▶ **Required task**
Make an exact copy of all the records.

*** Extracted records ***

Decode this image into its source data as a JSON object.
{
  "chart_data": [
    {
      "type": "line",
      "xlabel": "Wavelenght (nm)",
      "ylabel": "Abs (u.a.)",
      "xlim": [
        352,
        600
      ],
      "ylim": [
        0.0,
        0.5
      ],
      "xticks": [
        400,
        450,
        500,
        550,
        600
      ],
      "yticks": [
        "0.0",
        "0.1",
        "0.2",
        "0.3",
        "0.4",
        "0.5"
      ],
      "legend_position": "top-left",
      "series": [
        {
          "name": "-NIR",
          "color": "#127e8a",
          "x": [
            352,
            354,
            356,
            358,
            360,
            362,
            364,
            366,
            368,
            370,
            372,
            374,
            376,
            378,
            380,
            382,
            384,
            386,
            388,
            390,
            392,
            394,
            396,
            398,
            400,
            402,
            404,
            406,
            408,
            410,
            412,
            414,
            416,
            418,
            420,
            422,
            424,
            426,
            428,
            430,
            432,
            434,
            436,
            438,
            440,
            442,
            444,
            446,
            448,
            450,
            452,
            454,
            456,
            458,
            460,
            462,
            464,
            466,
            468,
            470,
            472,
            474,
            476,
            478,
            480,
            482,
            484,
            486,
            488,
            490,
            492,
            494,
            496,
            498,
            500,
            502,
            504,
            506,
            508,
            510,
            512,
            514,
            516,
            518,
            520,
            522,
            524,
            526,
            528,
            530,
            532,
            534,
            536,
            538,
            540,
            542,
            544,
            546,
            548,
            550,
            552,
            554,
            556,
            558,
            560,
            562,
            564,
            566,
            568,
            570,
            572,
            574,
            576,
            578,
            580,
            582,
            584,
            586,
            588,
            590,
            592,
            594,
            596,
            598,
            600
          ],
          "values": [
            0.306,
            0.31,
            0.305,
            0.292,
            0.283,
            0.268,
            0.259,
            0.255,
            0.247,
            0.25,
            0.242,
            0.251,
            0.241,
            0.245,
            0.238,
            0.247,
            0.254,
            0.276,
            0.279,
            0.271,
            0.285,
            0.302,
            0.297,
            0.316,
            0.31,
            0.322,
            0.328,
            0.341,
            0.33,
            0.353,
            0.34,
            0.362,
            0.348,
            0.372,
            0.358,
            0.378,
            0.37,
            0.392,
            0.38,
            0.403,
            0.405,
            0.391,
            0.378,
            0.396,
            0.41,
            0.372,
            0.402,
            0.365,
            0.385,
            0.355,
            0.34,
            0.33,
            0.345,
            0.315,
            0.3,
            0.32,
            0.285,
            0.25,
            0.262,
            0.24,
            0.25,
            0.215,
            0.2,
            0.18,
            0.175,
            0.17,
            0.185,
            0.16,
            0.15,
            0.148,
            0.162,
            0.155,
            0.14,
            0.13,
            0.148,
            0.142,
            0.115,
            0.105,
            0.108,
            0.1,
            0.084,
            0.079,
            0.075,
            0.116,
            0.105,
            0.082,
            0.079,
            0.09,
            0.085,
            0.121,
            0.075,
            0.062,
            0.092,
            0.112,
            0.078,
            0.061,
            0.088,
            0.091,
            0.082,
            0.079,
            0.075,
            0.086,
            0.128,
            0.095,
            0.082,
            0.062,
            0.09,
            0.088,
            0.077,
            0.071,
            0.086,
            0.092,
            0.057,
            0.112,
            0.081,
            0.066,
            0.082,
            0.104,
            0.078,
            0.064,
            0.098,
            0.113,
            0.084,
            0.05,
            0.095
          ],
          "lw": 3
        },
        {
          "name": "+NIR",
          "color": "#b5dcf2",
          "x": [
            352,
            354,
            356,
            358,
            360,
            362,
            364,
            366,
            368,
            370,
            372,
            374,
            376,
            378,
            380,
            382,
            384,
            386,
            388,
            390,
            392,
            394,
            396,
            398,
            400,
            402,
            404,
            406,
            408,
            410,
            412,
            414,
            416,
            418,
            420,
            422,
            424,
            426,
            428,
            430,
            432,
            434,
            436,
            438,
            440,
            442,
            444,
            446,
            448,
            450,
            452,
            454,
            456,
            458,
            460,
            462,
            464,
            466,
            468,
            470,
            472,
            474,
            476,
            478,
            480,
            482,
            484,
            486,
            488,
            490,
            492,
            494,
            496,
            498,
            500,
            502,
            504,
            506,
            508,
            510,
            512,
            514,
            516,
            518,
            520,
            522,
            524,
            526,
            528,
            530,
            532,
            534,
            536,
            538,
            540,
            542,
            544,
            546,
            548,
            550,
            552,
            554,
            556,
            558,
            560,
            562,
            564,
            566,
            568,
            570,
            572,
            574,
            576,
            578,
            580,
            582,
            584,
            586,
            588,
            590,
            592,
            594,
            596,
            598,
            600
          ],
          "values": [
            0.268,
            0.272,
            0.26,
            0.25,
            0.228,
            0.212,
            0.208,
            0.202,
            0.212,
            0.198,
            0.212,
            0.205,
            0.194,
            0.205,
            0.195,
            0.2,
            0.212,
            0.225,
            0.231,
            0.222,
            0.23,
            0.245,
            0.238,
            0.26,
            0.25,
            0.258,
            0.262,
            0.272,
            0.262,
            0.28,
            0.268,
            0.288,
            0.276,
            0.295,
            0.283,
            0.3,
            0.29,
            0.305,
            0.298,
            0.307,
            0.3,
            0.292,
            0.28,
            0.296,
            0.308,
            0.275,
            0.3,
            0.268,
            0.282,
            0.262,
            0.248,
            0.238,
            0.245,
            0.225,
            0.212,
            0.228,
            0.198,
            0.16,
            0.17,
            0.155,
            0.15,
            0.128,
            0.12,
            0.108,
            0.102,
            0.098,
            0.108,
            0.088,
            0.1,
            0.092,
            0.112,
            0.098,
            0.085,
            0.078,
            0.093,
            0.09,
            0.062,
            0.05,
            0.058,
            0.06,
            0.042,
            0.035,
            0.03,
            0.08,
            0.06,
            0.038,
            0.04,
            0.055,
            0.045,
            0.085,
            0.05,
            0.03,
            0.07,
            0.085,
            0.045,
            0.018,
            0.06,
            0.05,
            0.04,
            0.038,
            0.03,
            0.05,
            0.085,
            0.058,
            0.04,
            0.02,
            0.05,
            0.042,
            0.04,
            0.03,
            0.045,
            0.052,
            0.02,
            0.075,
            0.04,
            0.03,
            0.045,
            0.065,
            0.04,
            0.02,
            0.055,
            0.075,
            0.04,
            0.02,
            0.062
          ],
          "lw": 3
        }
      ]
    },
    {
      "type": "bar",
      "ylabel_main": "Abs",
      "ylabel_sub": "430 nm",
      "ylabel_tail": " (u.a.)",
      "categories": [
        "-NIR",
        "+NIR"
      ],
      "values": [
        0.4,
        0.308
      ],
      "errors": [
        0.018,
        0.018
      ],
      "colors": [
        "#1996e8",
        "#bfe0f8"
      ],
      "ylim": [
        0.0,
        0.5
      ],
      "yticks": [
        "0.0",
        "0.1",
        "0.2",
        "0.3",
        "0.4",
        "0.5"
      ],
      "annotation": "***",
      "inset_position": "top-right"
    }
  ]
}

***

▶ **Task response**
Decode this image into its source data as a JSON object.
{
  "chart_data": [
    {
      "type": "line",
      "xlabel": "Wavelenght (nm)",
      "ylabel": "Abs (u.a.)",
      "xlim": [
        352,
        600
      ],
      "ylim": [
        0.0,
        0.5
      ],
      "xticks": [
        400,
        450,
        500,
        550,
        600
      ],
      "yticks": [
        "0.0",
        "0.1",
        "0.2",
        "0.3",
        "0.4",
        "0.5"
      ],
      "legend_position": "top-left",
      "series": [
        {
          "name": "-NIR",
          "color": "#127e8a",
          "x": [
            352,
            354,
            356,
            358,
            360,
            362,
            364,
            366,
            368,
            370,
            372,
            374,
            376,
            378,
            380,
            382,
            384,
            386,
            388,
            390,
            392,
            394,
            396,
            398,
            400,
            402,
            404,
            406,
            408,
            410,
            412,
            414,
            416,
            418,
            420,
            422,
            424,
            426,
            428,
            430,
            432,
            434,
            436,
            438,
            440,
            442,
            444,
            446,
            448,
            450,
            452,
            454,
            456,
            458,
            460,
            462,
            464,
            466,
            468,
            470,
            472,
            474,
            476,
            478,
            480,
            482,
            484,
            486,
            488,
            490,
            492,
            494,
            496,
            498,
            500,
            502,
            504,
            506,
            508,
            510,
            512,
            514,
            516,
            518,
            520,
            522,
            524,
            526,
            528,
            530,
            532,
            534,
            536,
            538,
            540,
            542,
            544,
            546,
            548,
            550,
            552,
            554,
            556,
            558,
            560,
            562,
            564,
            566,
            568,
            570,
            572,
            574,
            576,
            578,
            580,
            582,
            584,
            586,
            588,
            590,
            592,
            594,
            596,
            598,
            600
          ],
          "values": [
            0.306,
            0.31,
            0.305,
            0.292,
            0.283,
            0.268,
            0.259,
            0.255,
            0.247,
            0.25,
            0.242,
            0.251,
            0.241,
            0.245,
            0.238,
            0.247,
            0.254,
            0.276,
            0.279,
            0.271,
            0.285,
            0.302,
            0.297,
            0.316,
            0.31,
            0.322,
            0.328,
            0.341,
            0.33,
            0.353,
            0.34,
            0.362,
            0.348,
            0.372,
            0.358,
            0.378,
            0.37,
            0.392,
            0.38,
            0.403,
            0.405,
            0.391,
            0.378,
            0.396,
            0.41,
            0.372,
            0.402,
            0.365,
            0.385,
            0.355,
            0.34,
            0.33,
            0.345,
            0.315,
            0.3,
            0.32,
            0.285,
            0.25,
            0.262,
            0.24,
            0.25,
            0.215,
            0.2,
            0.18,
            0.175,
            0.17,
            0.185,
            0.16,
            0.15,
            0.148,
            0.162,
            0.155,
            0.14,
            0.13,
            0.148,
            0.142,
            0.115,
            0.105,
            0.108,
            0.1,
            0.084,
            0.079,
            0.075,
            0.116,
            0.105,
            0.082,
            0.079,
            0.09,
            0.085,
            0.121,
            0.075,
            0.062,
            0.092,
            0.112,
            0.078,
            0.061,
            0.088,
            0.091,
            0.082,
            0.079,
            0.075,
            0.086,
            0.128,
            0.095,
            0.082,
            0.062,
            0.09,
            0.088,
            0.077,
            0.071,
            0.086,
            0.092,
            0.057,
            0.112,
            0.081,
            0.066,
            0.082,
            0.104,
            0.078,
            0.064,
            0.098,
            0.113,
            0.084,
            0.05,
            0.095
          ],
          "lw": 3
        },
        {
          "name": "+NIR",
          "color": "#b5dcf2",
          "x": [
            352,
            354,
            356,
            358,
            360,
            362,
            364,
            366,
            368,
            370,
            372,
            374,
            376,
            378,
            380,
            382,
            384,
            386,
            388,
            390,
            392,
            394,
            396,
            398,
            400,
            402,
            404,
            406,
            408,
            410,
            412,
            414,
            416,
            418,
            420,
            422,
            424,
            426,
            428,
            430,
            432,
            434,
            436,
            438,
            440,
            442,
            444,
            446,
            448,
            450,
            452,
            454,
            456,
            458,
            460,
            462,
            464,
            466,
            468,
            470,
            472,
            474,
            476,
            478,
            480,
            482,
            484,
            486,
            488,
            490,
            492,
            494,
            496,
            498,
            500,
            502,
            504,
            506,
            508,
            510,
            512,
            514,
            516,
            518,
            520,
            522,
            524,
            526,
            528,
            530,
            532,
            534,
            536,
            538,
            540,
            542,
            544,
            546,
            548,
            550,
            552,
            554,
            556,
            558,
            560,
            562,
            564,
            566,
            568,
            570,
            572,
            574,
            576,
            578,
            580,
            582,
            584,
            586,
            588,
            590,
            592,
            594,
            596,
            598,
            600
          ],
          "values": [
            0.268,
            0.272,
            0.26,
            0.25,
            0.228,
            0.212,
            0.208,
            0.202,
            0.212,
            0.198,
            0.212,
            0.205,
            0.194,
            0.205,
            0.195,
            0.2,
            0.212,
            0.225,
            0.231,
            0.222,
            0.23,
            0.245,
            0.238,
            0.26,
            0.25,
            0.258,
            0.262,
            0.272,
            0.262,
            0.28,
            0.268,
            0.288,
            0.276,
            0.295,
            0.283,
            0.3,
            0.29,
            0.305,
            0.298,
            0.307,
            0.3,
            0.292,
            0.28,
            0.296,
            0.308,
            0.275,
            0.3,
            0.268,
            0.282,
            0.262,
            0.248,
            0.238,
            0.245,
            0.225,
            0.212,
            0.228,
            0.198,
            0.16,
            0.17,
            0.155,
            0.15,
            0.128,
            0.12,
            0.108,
            0.102,
            0.098,
            0.108,
            0.088,
            0.1,
            0.092,
            0.112,
            0.098,
            0.085,
            0.078,
            0.093,
            0.09,
            0.062,
            0.05,
            0.058,
            0.06,
            0.042,
            0.035,
            0.03,
            0.08,
            0.06,
            0.038,
            0.04,
            0.055,
            0.045,
            0.085,
            0.05,
            0.03,
            0.07,
            0.085,
            0.045,
            0.018,
            0.06,
            0.05,
            0.04,
            0.038,
            0.03,
            0.05,
            0.085,
            0.058,
            0.04,
            0.02,
            0.05,
            0.042,
            0.04,
            0.03,
            0.045,
            0.052,
            0.02,
            0.075,
            0.04,
            0.03,
            0.045,
            0.065,
            0.04,
            0.02,
            0.055,
            0.075,
            0.04,
            0.02,
            0.062
          ],
          "lw": 3
        }
      ]
    },
    {
      "type": "bar",
      "ylabel_main": "Abs",
      "ylabel_sub": "430 nm",
      "ylabel_tail": " (u.a.)",
      "categories": [
        "-NIR",
        "+NIR"
      ],
      "values": [
        0.4,
        0.308
      ],
      "errors": [
        0.018,
        0.018
      ],
      "colors": [
        "#1996e8",
        "#bfe0f8"
      ],
      "ylim": [
        0.0,
        0.5
      ],
      "yticks": [
        "0.0",
        "0.1",
        "0.2",
        "0.3",
        "0.4",
        "0.5"
      ],
      "annotation": "***",
      "inset_position": "top-right"
    }
  ]
}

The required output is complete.